Tell how many lines include the string "zulässigen". Answer with a single number.

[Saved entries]
• • • • •
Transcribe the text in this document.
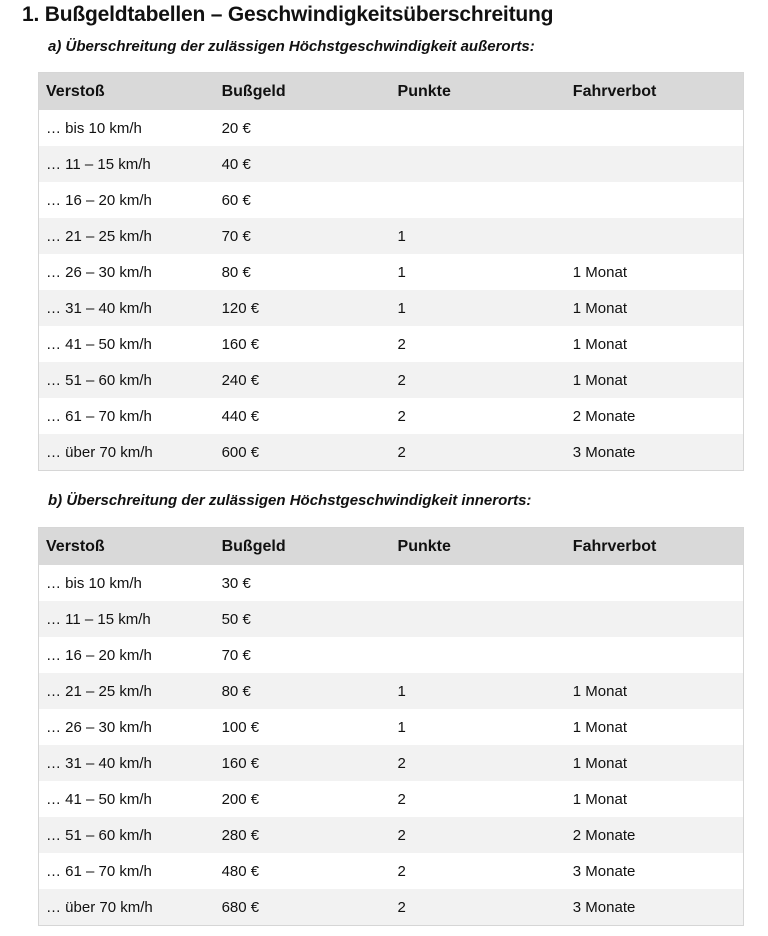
1. Bußgeldtabellen – Geschwindigkeitsüberschreitung

a) Überschreitung der zulässigen Höchstgeschwindigkeit außerorts:

Verstoß	Bußgeld	Punkte	Fahrverbot
… bis 10 km/h	20 €		
… 11 – 15 km/h	40 €		
… 16 – 20 km/h	60 €		
… 21 – 25 km/h	70 €	1	
… 26 – 30 km/h	80 €	1	1 Monat
… 31 – 40 km/h	120 €	1	1 Monat
… 41 – 50 km/h	160 €	2	1 Monat
… 51 – 60 km/h	240 €	2	1 Monat
… 61 – 70 km/h	440 €	2	2 Monate
… über 70 km/h	600 €	2	3 Monate

b) Überschreitung der zulässigen Höchstgeschwindigkeit innerorts:

Verstoß	Bußgeld	Punkte	Fahrverbot
… bis 10 km/h	30 €		
… 11 – 15 km/h	50 €		
… 16 – 20 km/h	70 €		
… 21 – 25 km/h	80 €	1	1 Monat
… 26 – 30 km/h	100 €	1	1 Monat
… 31 – 40 km/h	160 €	2	1 Monat
… 41 – 50 km/h	200 €	2	1 Monat
… 51 – 60 km/h	280 €	2	2 Monate
… 61 – 70 km/h	480 €	2	3 Monate
… über 70 km/h	680 €	2	3 Monate
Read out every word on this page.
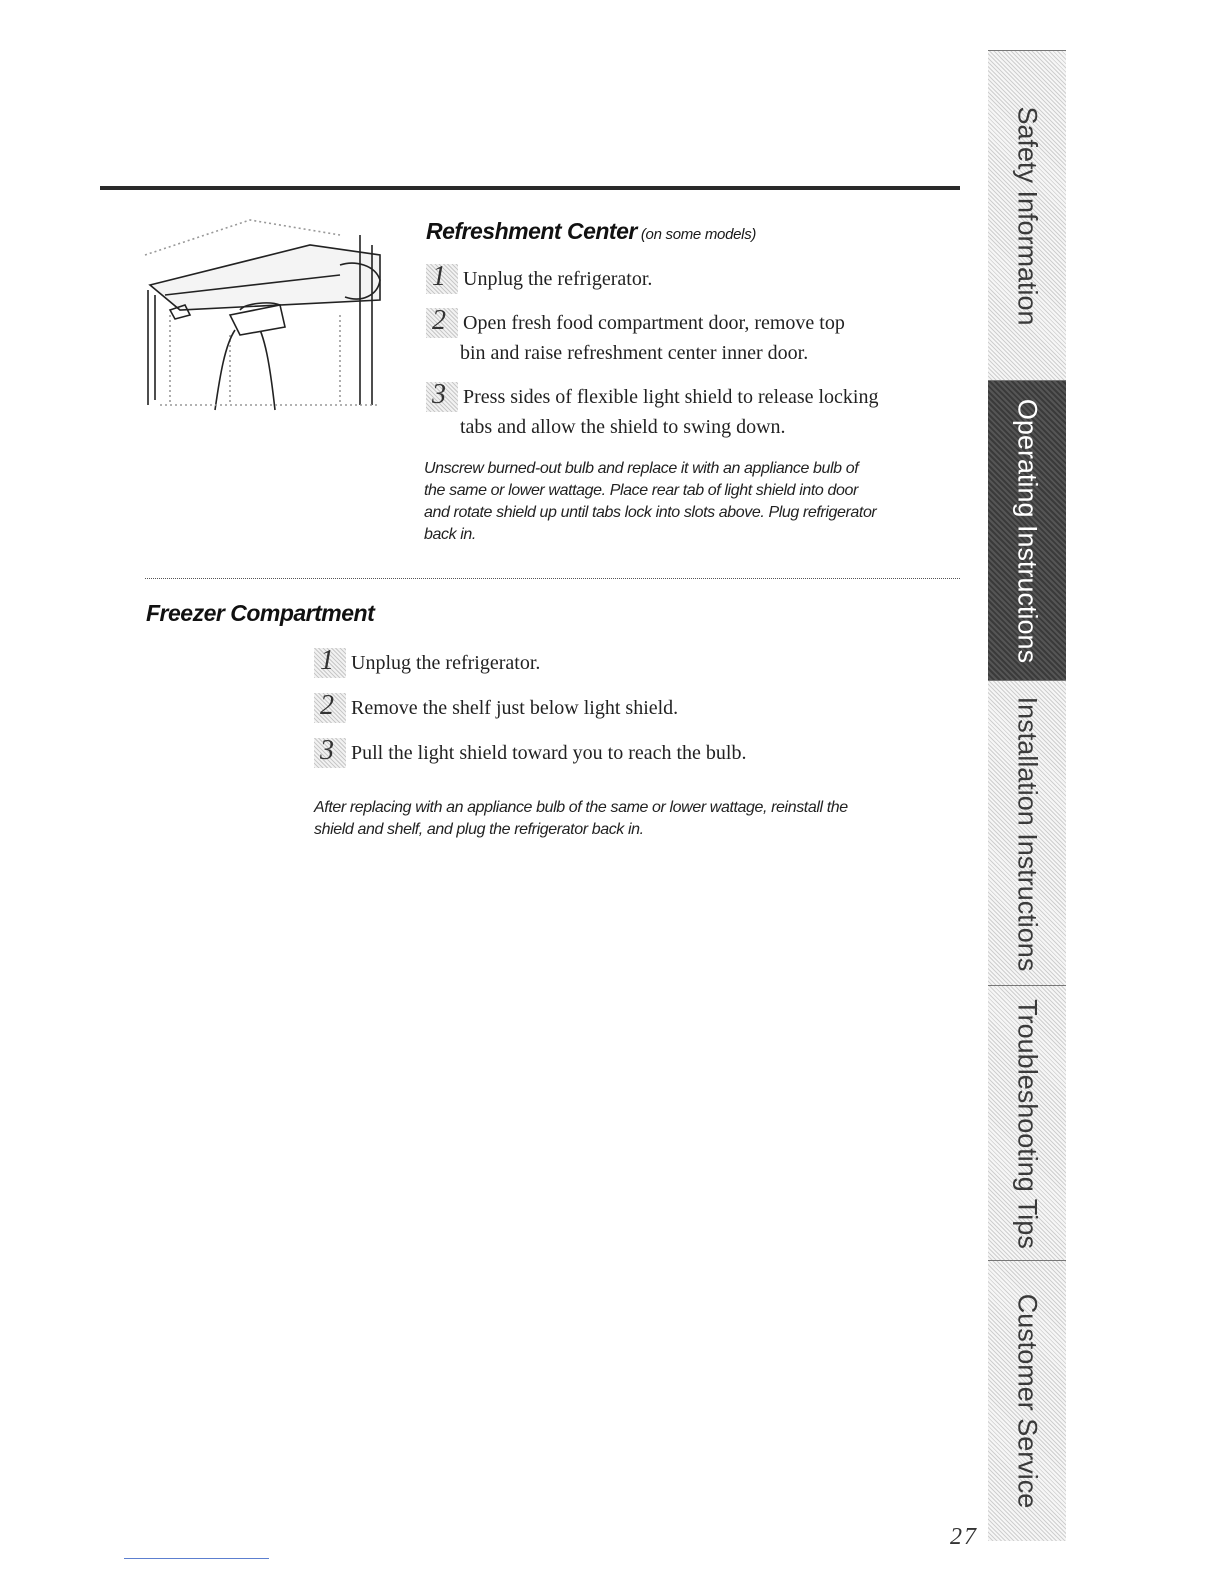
Refreshment Center (on some models)
1 Unplug the refrigerator.
2 Open fresh food compartment door, remove top
bin and raise refreshment center inner door.
3 Press sides of flexible light shield to release locking
tabs and allow the shield to swing down.
Unscrew burned-out bulb and replace it with an appliance bulb of
the same or lower wattage. Place rear tab of light shield into door
and rotate shield up until tabs lock into slots above. Plug refrigerator
back in.
Freezer Compartment
1 Unplug the refrigerator.
2 Remove the shelf just below light shield.
3 Pull the light shield toward you to reach the bulb.
After replacing with an appliance bulb of the same or lower wattage, reinstall the
shield and shelf, and plug the refrigerator back in.
Safety Information
Operating Instructions
Installation Instructions
Troubleshooting Tips
Customer Service
27
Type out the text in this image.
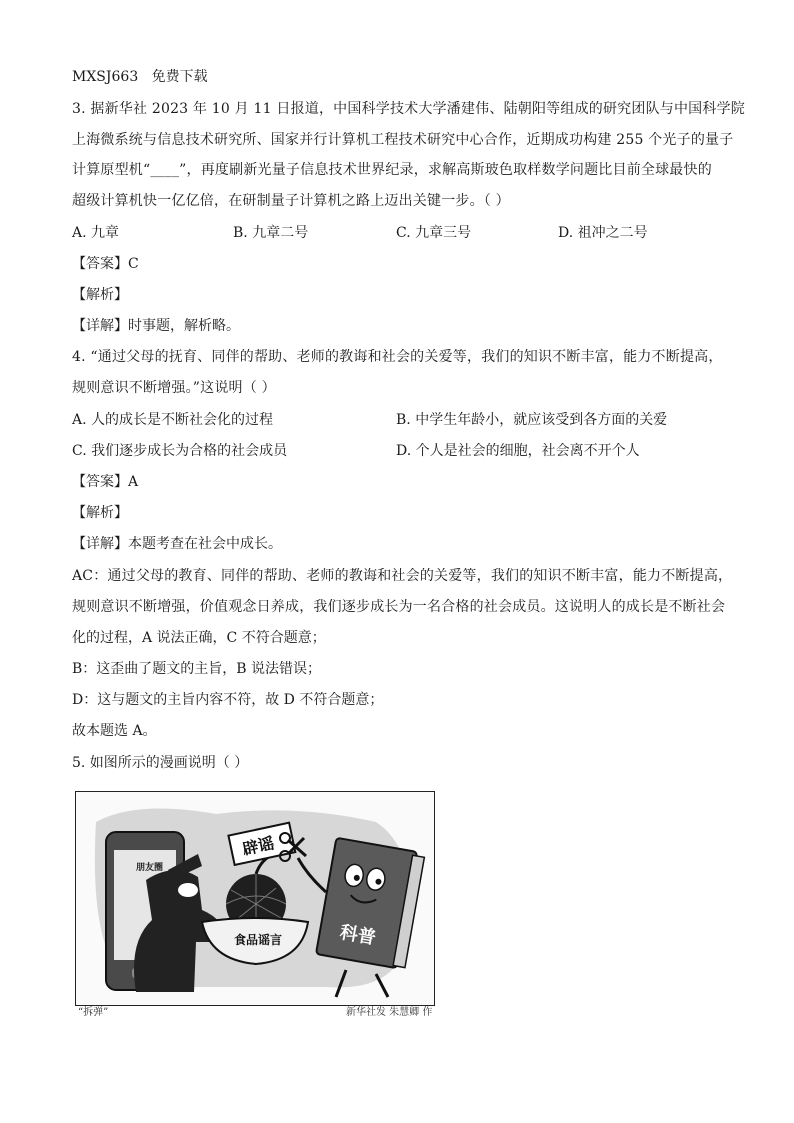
MXSJ663 免费下载
3. 据新华社 2023 年 10 月 11 日报道，中国科学技术大学潘建伟、陆朝阳等组成的研究团队与中国科学院
上海微系统与信息技术研究所、国家并行计算机工程技术研究中心合作，近期成功构建 255 个光子的量子
计算原型机“____”，再度刷新光量子信息技术世界纪录，求解高斯玻色取样数学问题比目前全球最快的
超级计算机快一亿亿倍，在研制量子计算机之路上迈出关键一步。（ ）
A. 九章	B. 九章二号	C. 九章三号	D. 祖冲之二号
【答案】C
【解析】
【详解】时事题，解析略。
4. “通过父母的抚育、同伴的帮助、老师的教诲和社会的关爱等，我们的知识不断丰富，能力不断提高，
规则意识不断增强。”这说明（ ）
A. 人的成长是不断社会化的过程	B. 中学生年龄小，就应该受到各方面的关爱
C. 我们逐步成长为合格的社会成员	D. 个人是社会的细胞，社会离不开个人
【答案】A
【解析】
【详解】本题考查在社会中成长。
AC：通过父母的教育、同伴的帮助、老师的教诲和社会的关爱等，我们的知识不断丰富，能力不断提高，
规则意识不断增强，价值观念日养成，我们逐步成长为一名合格的社会成员。这说明人的成长是不断社会
化的过程，A 说法正确，C 不符合题意；
B：这歪曲了题文的主旨，B 说法错误；
D：这与题文的主旨内容不符，故 D 不符合题意；
故本题选 A。
5. 如图所示的漫画说明（ ）
朋友圈
食品谣言
辟谣
科普
“拆弹”	新华社发 朱慧卿 作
• • • • •
WRITTEN ANSWER - 2